List each line of the data in which the string "Oberbürgermeisterwahl" appears.

____ Source material

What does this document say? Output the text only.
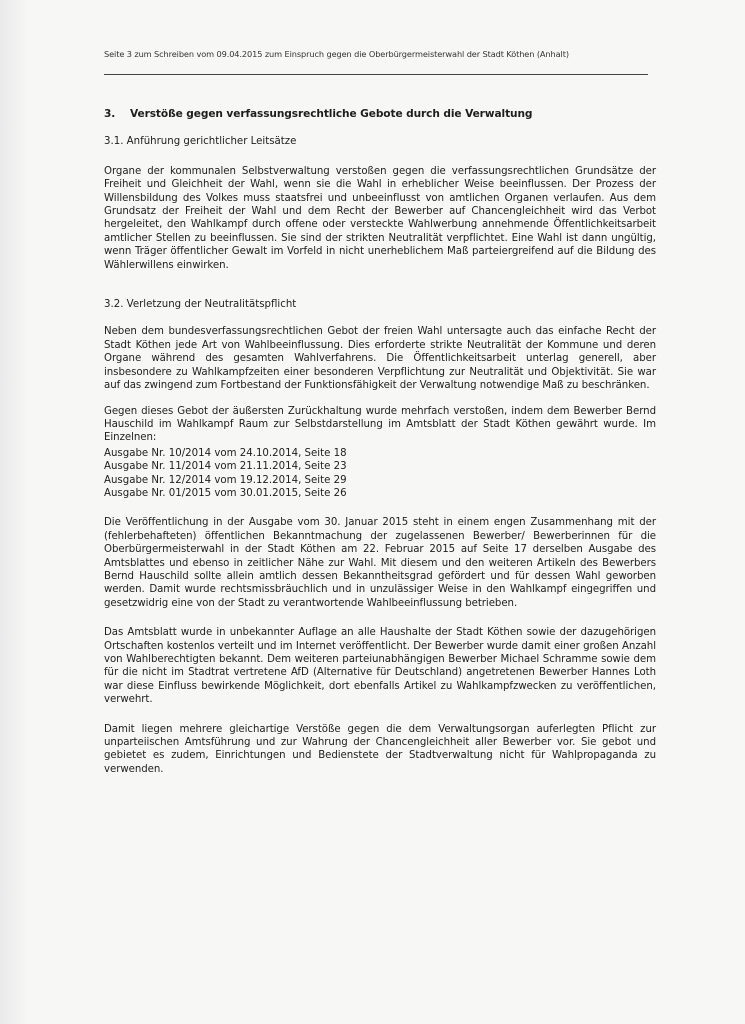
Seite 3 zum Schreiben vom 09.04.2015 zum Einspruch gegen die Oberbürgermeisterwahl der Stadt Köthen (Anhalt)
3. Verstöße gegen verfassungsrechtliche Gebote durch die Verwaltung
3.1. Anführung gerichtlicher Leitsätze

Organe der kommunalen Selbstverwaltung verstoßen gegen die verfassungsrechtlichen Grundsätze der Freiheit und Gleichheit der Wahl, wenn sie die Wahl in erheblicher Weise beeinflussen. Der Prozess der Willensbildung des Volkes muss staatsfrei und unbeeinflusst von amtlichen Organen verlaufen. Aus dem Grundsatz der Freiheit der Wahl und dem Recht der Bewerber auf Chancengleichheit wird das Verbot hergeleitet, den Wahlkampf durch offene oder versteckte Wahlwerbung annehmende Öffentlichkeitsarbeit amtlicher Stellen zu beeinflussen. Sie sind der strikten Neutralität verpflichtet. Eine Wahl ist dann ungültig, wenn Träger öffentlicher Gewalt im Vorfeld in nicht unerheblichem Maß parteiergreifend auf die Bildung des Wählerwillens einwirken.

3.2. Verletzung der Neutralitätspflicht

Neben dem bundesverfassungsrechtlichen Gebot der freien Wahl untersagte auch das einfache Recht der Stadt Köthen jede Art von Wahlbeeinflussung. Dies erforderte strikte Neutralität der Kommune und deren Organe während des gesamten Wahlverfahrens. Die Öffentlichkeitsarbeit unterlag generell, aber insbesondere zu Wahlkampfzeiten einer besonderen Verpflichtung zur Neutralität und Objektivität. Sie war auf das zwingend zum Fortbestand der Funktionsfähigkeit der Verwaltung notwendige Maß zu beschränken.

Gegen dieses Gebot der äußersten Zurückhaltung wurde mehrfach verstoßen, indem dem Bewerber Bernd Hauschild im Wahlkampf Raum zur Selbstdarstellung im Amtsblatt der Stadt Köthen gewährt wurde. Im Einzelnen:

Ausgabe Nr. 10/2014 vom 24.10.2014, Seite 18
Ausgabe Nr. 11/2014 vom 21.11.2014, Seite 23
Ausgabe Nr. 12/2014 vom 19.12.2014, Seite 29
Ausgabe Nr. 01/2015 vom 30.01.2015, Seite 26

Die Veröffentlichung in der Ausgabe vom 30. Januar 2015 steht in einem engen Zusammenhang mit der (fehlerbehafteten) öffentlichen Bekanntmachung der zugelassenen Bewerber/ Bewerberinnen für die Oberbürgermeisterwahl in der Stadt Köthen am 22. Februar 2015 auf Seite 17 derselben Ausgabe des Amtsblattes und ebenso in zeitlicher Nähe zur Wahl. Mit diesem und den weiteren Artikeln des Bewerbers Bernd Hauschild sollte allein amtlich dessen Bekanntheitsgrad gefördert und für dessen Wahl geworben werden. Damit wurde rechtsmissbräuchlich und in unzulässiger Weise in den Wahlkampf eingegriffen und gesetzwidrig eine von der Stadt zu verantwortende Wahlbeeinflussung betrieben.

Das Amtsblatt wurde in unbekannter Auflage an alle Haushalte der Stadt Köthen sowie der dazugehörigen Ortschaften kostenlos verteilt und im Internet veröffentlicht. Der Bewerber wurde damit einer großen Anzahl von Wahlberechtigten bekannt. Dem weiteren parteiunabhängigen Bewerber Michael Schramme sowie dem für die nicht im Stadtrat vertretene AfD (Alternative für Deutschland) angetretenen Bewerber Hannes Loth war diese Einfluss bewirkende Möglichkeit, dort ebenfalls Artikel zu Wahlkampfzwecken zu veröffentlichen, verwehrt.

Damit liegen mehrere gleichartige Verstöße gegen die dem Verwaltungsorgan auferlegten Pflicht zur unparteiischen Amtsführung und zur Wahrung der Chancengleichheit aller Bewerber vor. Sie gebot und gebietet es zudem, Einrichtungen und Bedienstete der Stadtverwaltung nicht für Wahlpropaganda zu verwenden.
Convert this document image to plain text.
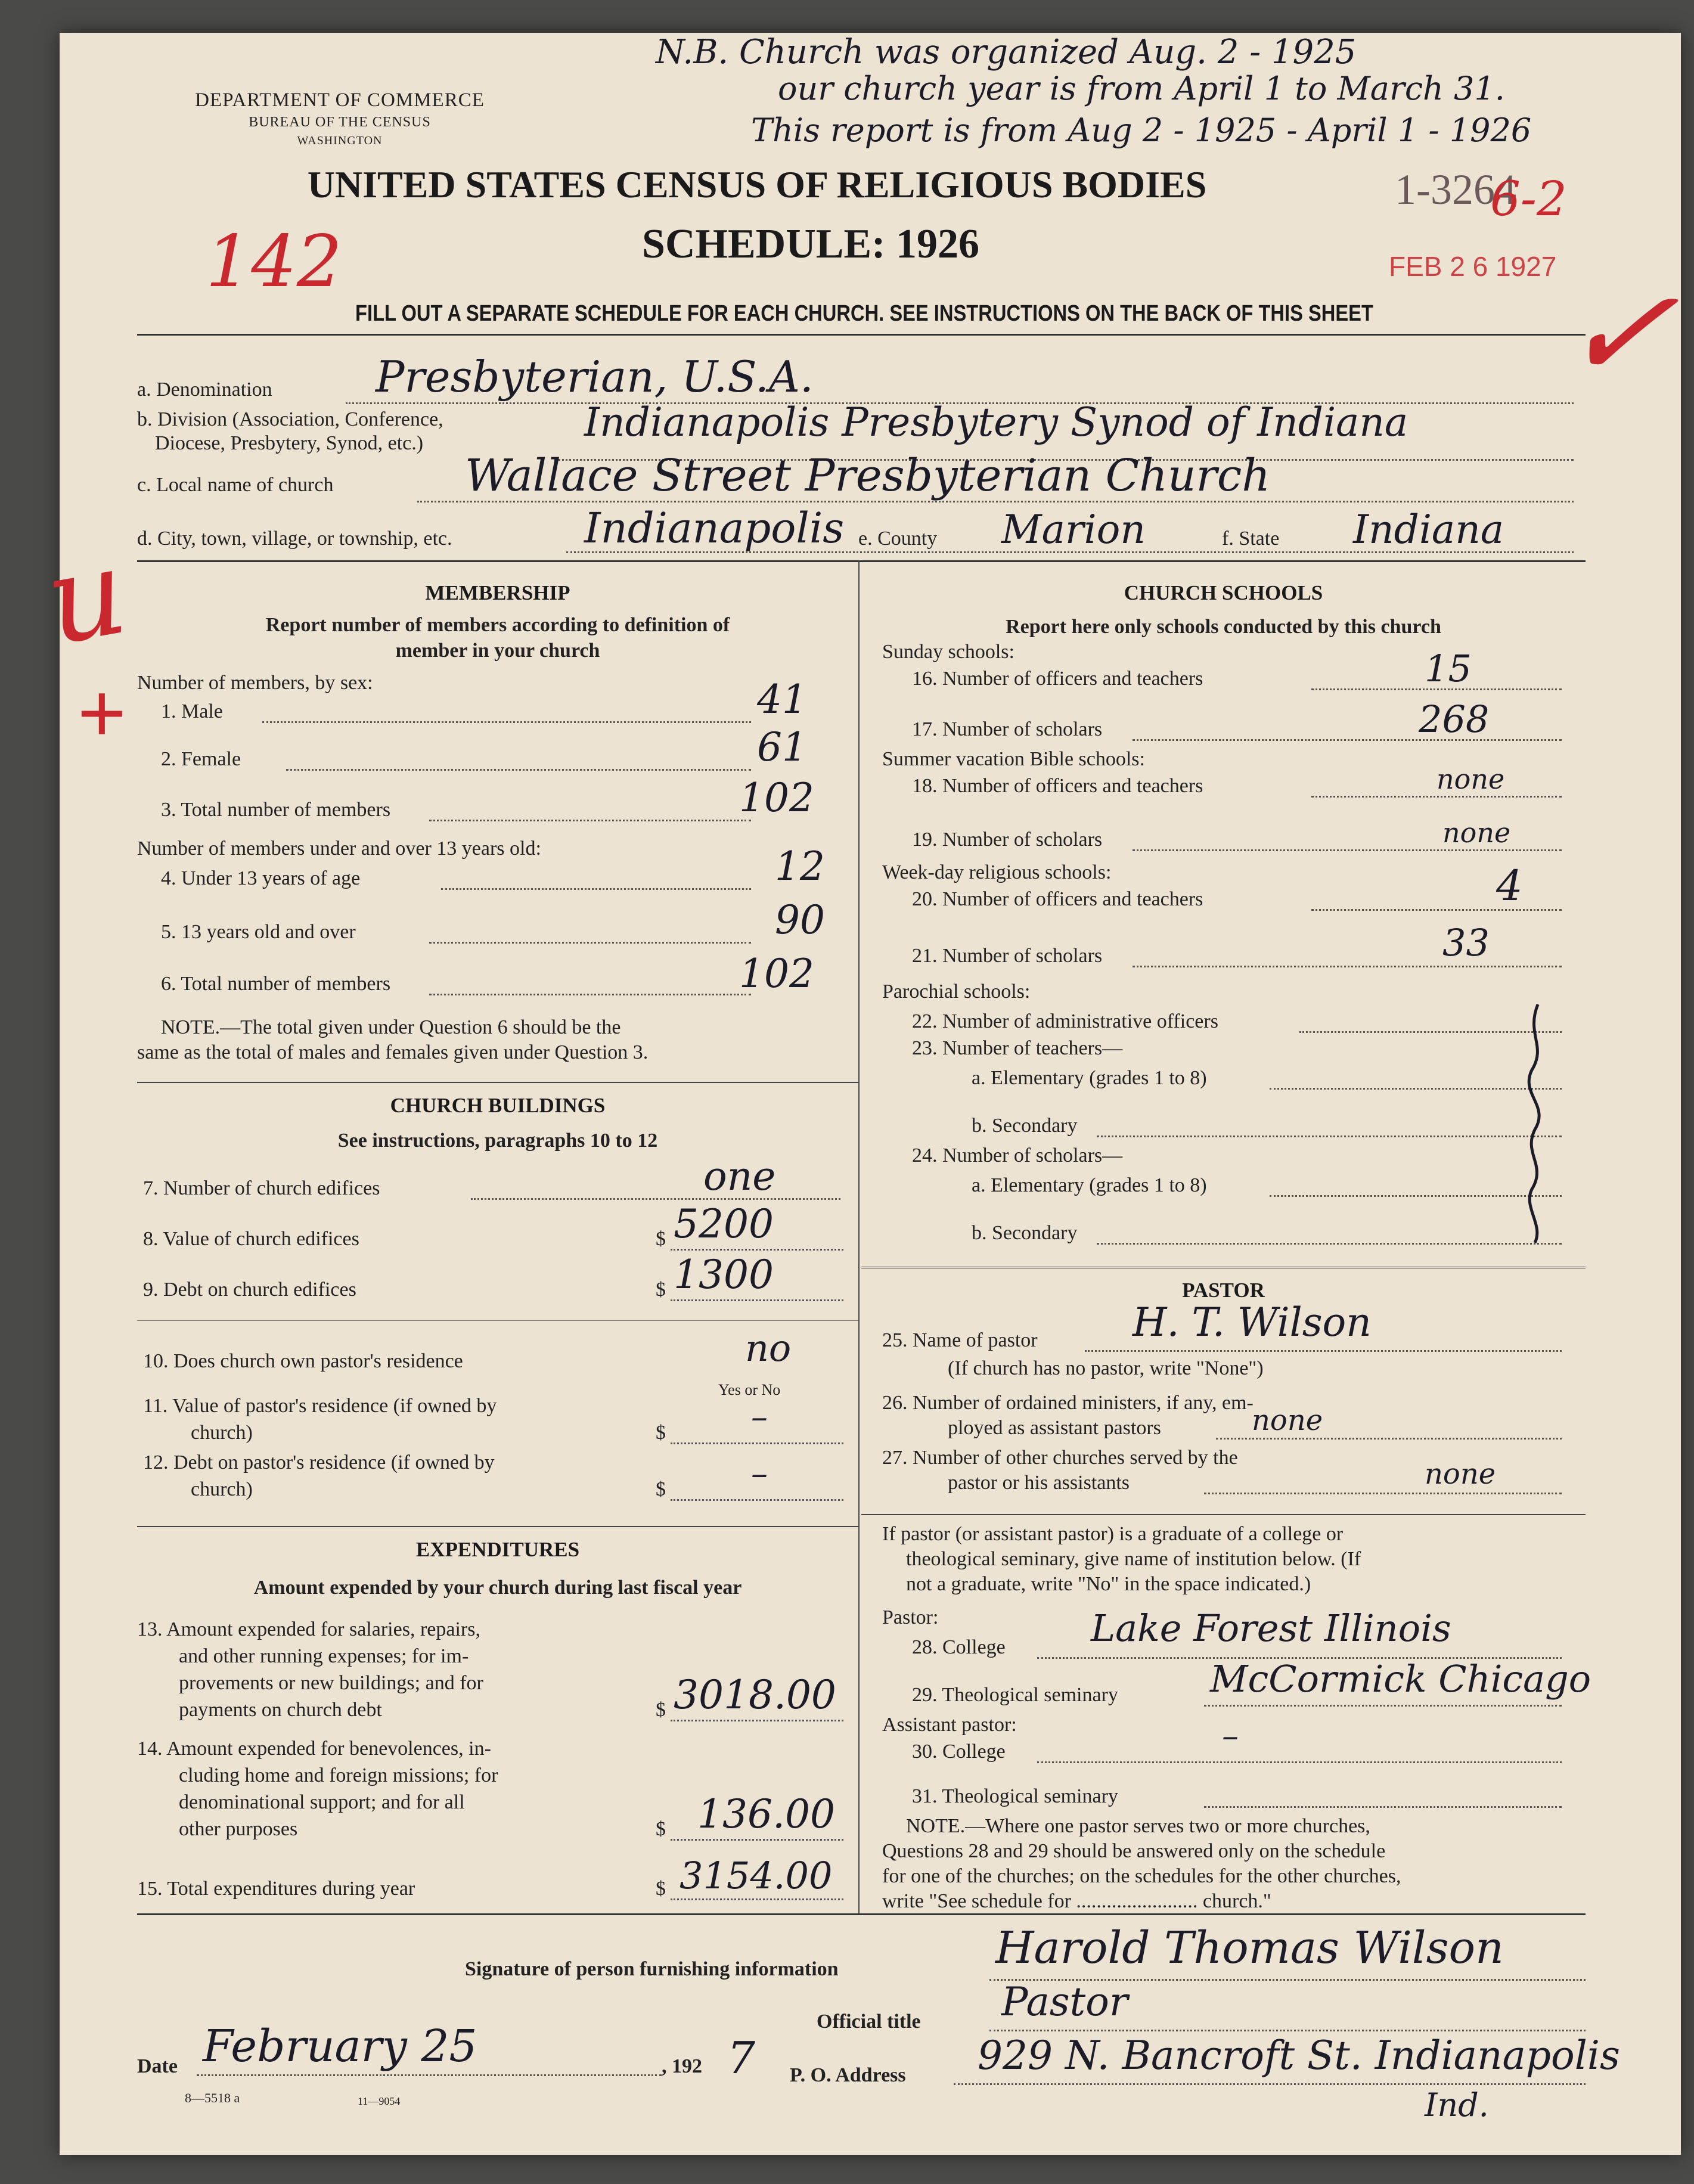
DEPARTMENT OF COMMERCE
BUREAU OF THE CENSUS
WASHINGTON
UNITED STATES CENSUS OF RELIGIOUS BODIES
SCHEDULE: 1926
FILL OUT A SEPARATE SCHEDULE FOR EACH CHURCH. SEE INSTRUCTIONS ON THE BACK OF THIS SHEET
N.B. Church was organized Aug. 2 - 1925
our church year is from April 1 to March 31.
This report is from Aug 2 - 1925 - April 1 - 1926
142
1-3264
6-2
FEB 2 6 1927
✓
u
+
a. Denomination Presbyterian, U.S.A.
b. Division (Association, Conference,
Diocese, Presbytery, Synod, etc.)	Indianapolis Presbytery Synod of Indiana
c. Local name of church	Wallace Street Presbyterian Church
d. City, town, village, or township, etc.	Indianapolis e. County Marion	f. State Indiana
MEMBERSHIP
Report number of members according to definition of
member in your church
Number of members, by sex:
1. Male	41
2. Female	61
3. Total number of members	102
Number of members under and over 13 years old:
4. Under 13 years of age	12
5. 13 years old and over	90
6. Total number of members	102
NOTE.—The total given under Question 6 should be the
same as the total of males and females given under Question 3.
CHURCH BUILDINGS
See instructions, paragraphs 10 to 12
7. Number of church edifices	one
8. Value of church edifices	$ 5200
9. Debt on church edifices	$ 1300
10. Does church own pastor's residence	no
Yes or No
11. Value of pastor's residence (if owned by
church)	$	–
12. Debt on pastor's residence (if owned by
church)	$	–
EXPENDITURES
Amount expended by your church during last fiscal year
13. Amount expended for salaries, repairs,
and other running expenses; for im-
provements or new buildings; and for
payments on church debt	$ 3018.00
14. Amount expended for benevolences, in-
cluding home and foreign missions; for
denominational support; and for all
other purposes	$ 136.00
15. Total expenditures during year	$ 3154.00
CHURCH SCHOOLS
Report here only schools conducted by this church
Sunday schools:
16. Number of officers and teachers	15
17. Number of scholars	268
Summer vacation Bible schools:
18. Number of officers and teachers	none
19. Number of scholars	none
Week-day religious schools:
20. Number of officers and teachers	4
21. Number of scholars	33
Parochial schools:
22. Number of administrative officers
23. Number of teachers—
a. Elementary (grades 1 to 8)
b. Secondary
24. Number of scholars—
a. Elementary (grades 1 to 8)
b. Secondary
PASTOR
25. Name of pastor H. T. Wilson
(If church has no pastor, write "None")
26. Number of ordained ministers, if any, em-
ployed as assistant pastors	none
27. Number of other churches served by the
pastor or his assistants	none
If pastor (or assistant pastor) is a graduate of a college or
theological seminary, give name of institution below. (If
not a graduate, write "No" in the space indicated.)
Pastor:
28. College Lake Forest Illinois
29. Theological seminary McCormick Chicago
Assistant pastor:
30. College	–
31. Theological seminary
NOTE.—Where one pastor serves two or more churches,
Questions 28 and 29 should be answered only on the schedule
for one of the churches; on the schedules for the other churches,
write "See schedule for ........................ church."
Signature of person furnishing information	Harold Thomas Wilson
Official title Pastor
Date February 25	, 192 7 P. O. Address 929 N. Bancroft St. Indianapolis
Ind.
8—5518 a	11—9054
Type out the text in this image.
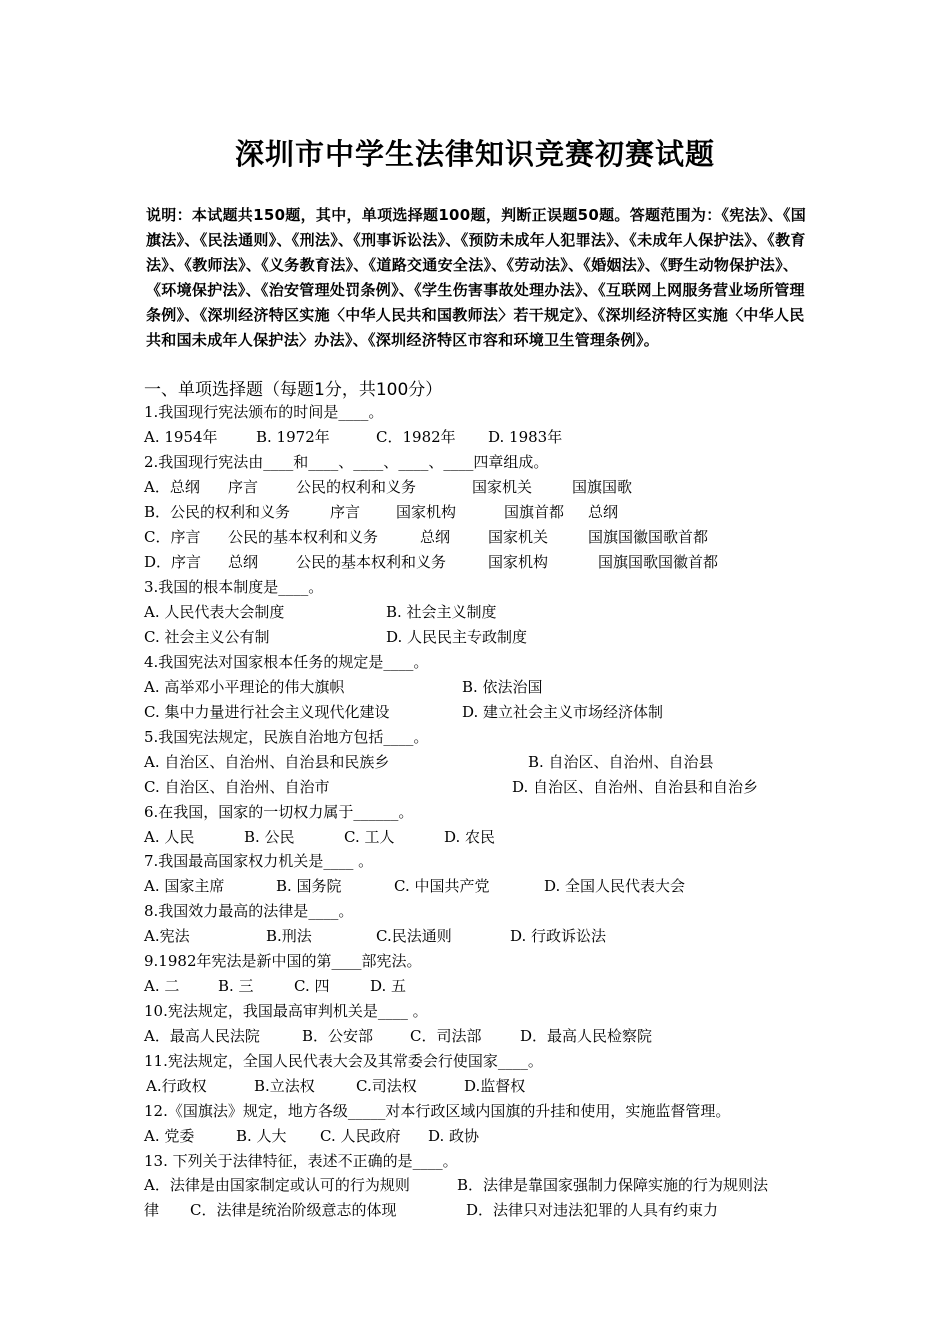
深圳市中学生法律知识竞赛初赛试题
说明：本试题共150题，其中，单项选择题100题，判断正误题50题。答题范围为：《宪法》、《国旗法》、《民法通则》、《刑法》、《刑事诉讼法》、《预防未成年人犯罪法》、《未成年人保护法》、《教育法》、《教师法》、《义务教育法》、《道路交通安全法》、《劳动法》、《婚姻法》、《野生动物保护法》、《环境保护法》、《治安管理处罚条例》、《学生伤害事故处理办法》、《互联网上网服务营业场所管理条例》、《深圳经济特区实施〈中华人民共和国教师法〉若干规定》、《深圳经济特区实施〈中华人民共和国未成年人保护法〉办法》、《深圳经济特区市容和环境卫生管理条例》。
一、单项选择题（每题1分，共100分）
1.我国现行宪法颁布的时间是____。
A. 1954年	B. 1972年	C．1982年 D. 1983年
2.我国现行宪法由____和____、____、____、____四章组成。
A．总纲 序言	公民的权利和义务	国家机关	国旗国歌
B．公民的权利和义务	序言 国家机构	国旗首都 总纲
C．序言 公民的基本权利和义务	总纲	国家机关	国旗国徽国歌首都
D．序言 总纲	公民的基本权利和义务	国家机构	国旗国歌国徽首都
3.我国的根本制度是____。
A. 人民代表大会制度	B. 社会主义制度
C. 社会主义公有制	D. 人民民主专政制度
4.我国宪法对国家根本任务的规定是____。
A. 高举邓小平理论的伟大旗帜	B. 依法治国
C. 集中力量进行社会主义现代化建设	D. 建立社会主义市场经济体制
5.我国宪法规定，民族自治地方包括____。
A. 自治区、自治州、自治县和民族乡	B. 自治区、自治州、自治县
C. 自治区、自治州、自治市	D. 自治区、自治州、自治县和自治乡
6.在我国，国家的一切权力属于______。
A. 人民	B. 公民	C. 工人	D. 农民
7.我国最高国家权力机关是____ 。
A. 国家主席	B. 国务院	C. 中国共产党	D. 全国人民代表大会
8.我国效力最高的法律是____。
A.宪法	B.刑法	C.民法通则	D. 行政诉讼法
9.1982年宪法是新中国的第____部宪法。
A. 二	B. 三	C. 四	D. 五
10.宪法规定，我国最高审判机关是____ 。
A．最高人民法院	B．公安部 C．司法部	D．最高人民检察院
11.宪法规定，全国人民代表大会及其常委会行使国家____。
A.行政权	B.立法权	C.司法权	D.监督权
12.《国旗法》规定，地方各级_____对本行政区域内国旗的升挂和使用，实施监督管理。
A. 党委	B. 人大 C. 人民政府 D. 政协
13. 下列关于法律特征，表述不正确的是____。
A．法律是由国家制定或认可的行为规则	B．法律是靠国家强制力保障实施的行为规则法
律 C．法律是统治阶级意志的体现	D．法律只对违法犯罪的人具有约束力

________

▶ [Response to this exercise]:
Seite 3 zum Schreiben vom 09.04.2015 zum Einspruch gegen die Oberbürgermeisterwahl der Stadt Köthen (Anhalt)
Die Veröffentlichung in der Ausgabe vom 30. Januar 2015 steht in einem engen Zusammenhang mit der (fehlerbehafteten) öffentlichen Bekanntmachung der zugelassenen Bewerber/ Bewerberinnen für die Oberbürgermeisterwahl in der Stadt Köthen am 22. Februar 2015 auf Seite 17 derselben Ausgabe des Amtsblattes und ebenso in zeitlicher Nähe zur Wahl. Mit diesem und den weiteren Artikeln des Bewerbers Bernd Hauschild sollte allein amtlich dessen Bekanntheitsgrad gefördert und für dessen Wahl geworben werden. Damit wurde rechtsmissbräuchlich und in unzulässiger Weise in den Wahlkampf eingegriffen und gesetzwidrig eine von der Stadt zu verantwortende Wahlbeeinflussung betrieben.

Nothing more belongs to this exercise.